Data shown =>
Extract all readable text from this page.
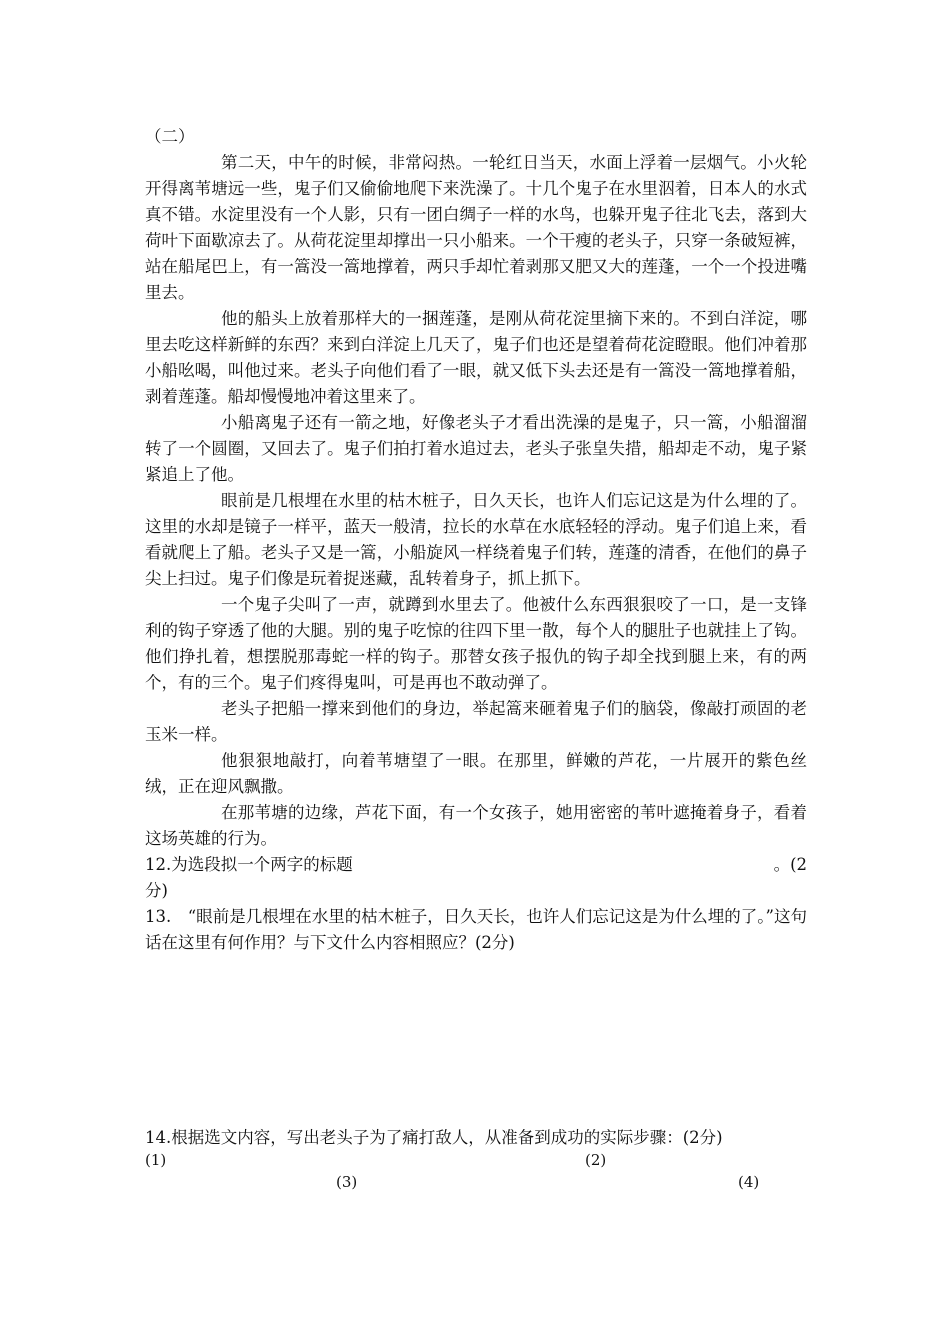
（二）

第二天，中午的时候，非常闷热。一轮红日当天，水面上浮着一层烟气。小火轮开得离苇塘远一些，鬼子们又偷偷地爬下来洗澡了。十几个鬼子在水里泅着，日本人的水式真不错。水淀里没有一个人影，只有一团白绸子一样的水鸟，也躲开鬼子往北飞去，落到大荷叶下面歇凉去了。从荷花淀里却撑出一只小船来。一个干瘦的老头子，只穿一条破短裤，站在船尾巴上，有一篙没一篙地撑着，两只手却忙着剥那又肥又大的莲蓬，一个一个投进嘴里去。

他的船头上放着那样大的一捆莲蓬，是刚从荷花淀里摘下来的。不到白洋淀，哪里去吃这样新鲜的东西？来到白洋淀上几天了，鬼子们也还是望着荷花淀瞪眼。他们冲着那小船吆喝，叫他过来。老头子向他们看了一眼，就又低下头去还是有一篙没一篙地撑着船，剥着莲蓬。船却慢慢地冲着这里来了。

小船离鬼子还有一箭之地，好像老头子才看出洗澡的是鬼子，只一篙，小船溜溜转了一个圆圈，又回去了。鬼子们拍打着水追过去，老头子张皇失措，船却走不动，鬼子紧紧追上了他。

眼前是几根埋在水里的枯木桩子，日久天长，也许人们忘记这是为什么埋的了。这里的水却是镜子一样平，蓝天一般清，拉长的水草在水底轻轻的浮动。鬼子们追上来，看看就爬上了船。老头子又是一篙，小船旋风一样绕着鬼子们转，莲蓬的清香，在他们的鼻子尖上扫过。鬼子们像是玩着捉迷藏，乱转着身子，抓上抓下。

一个鬼子尖叫了一声，就蹲到水里去了。他被什么东西狠狠咬了一口，是一支锋利的钩子穿透了他的大腿。别的鬼子吃惊的往四下里一散，每个人的腿肚子也就挂上了钩。他们挣扎着，想摆脱那毒蛇一样的钩子。那替女孩子报仇的钩子却全找到腿上来，有的两个，有的三个。鬼子们疼得鬼叫，可是再也不敢动弹了。

老头子把船一撑来到他们的身边，举起篙来砸着鬼子们的脑袋，像敲打顽固的老玉米一样。

他狠狠地敲打，向着苇塘望了一眼。在那里，鲜嫩的芦花，一片展开的紫色丝绒，正在迎风飘撒。

在那苇塘的边缘，芦花下面，有一个女孩子，她用密密的苇叶遮掩着身子，看着这场英雄的行为。

12.为选段拟一个两字的标题	。(2

分)

13.　“眼前是几根埋在水里的枯木桩子，日久天长，也许人们忘记这是为什么埋的了。”这句话在这里有何作用？与下文什么内容相照应？(2分)

14.根据选文内容，写出老头子为了痛打敌人，从准备到成功的实际步骤：(2分)

(1)	(2)
(3)	(4)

What to produce =>
Which lines above contain the word "眼前是几根埋在水里的枯木桩子"? Copy each of them.

Written response =>
眼前是几根埋在水里的枯木桩子，日久天长，也许人们忘记这是为什么埋的了。这里的水却是镜子一样平，蓝天一般清，拉长的水草在水底轻轻的浮动。鬼子们追上来，看看就爬上了船。老头子又是一篙，小船旋风一样绕着鬼子们转，莲蓬的清香，在他们的鼻子尖上扫过。鬼子们像是玩着捉迷藏，乱转着身子，抓上抓下。
13.　“眼前是几根埋在水里的枯木桩子，日久天长，也许人们忘记这是为什么埋的了。”这句话在这里有何作用？与下文什么内容相照应？(2分)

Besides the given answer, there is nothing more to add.